[Stored data]
· · · ·
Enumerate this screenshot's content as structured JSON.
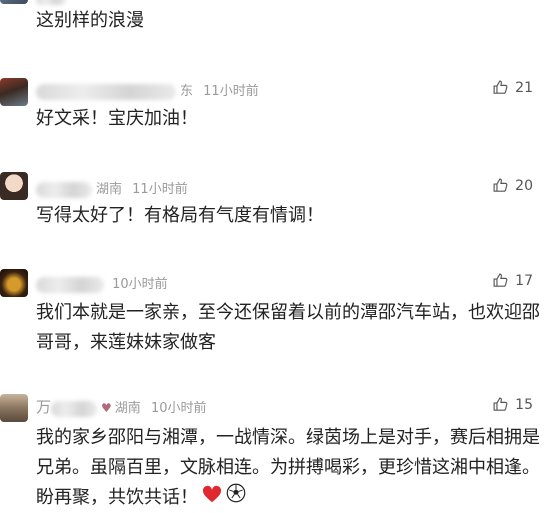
{
  "comments": [
    {
      "prefix": "",
      "region": "",
      "time": "",
      "text": "这别样的浪漫",
      "likes": ""
    },
    {
      "prefix": "",
      "region": "东",
      "time": "11小时前",
      "text": "好文采！宝庆加油！",
      "likes": "21"
    },
    {
      "prefix": "",
      "region": "湖南",
      "time": "11小时前",
      "text": "写得太好了！有格局有气度有情调！",
      "likes": "20"
    },
    {
      "prefix": "",
      "region": "",
      "time": "10小时前",
      "text": "我们本就是一家亲，至今还保留着以前的潭邵汽车站，也欢迎邵哥哥，来莲妹妹家做客",
      "likes": "17"
    },
    {
      "prefix": "万",
      "region": "湖南",
      "time": "10小时前",
      "text": "我的家乡邵阳与湘潭，一战情深。绿茵场上是对手，赛后相拥是兄弟。虽隔百里，文脉相连。为拼搏喝彩，更珍惜这湘中相逢。盼再聚，共饮共话！",
      "likes": "15"
    }
  ],
  "colors": {
    "meta": "#9a9a9a",
    "text": "#222222",
    "heart": "#e0282e"
  },
  "icons": [
    "thumbs-up-icon",
    "heart-icon",
    "soccer-ball-icon"
  ]
}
· · · ·
## PROBLEM DESCRIPTION:
Reproduce the whole listing word for word, setting aside any pictures.

## ANSWER TO THE EXERCISE:
Enumerate this screenshot's content as structured JSON.
{
  "comments": [
    {
      "prefix": "",
      "region": "",
      "time": "",
      "text": "这别样的浪漫",
      "likes": ""
    },
    {
      "prefix": "",
      "region": "东",
      "time": "11小时前",
      "text": "好文采！宝庆加油！",
      "likes": "21"
    },
    {
      "prefix": "",
      "region": "湖南",
      "time": "11小时前",
      "text": "写得太好了！有格局有气度有情调！",
      "likes": "20"
    },
    {
      "prefix": "",
      "region": "",
      "time": "10小时前",
      "text": "我们本就是一家亲，至今还保留着以前的潭邵汽车站，也欢迎邵哥哥，来莲妹妹家做客",
      "likes": "17"
    },
    {
      "prefix": "万",
      "region": "湖南",
      "time": "10小时前",
      "text": "我的家乡邵阳与湘潭，一战情深。绿茵场上是对手，赛后相拥是兄弟。虽隔百里，文脉相连。为拼搏喝彩，更珍惜这湘中相逢。盼再聚，共饮共话！",
      "likes": "15"
    }
  ],
  "colors": {
    "meta": "#9a9a9a",
    "text": "#222222",
    "heart": "#e0282e"
  },
  "icons": [
    "thumbs-up-icon",
    "heart-icon",
    "soccer-ball-icon"
  ]
}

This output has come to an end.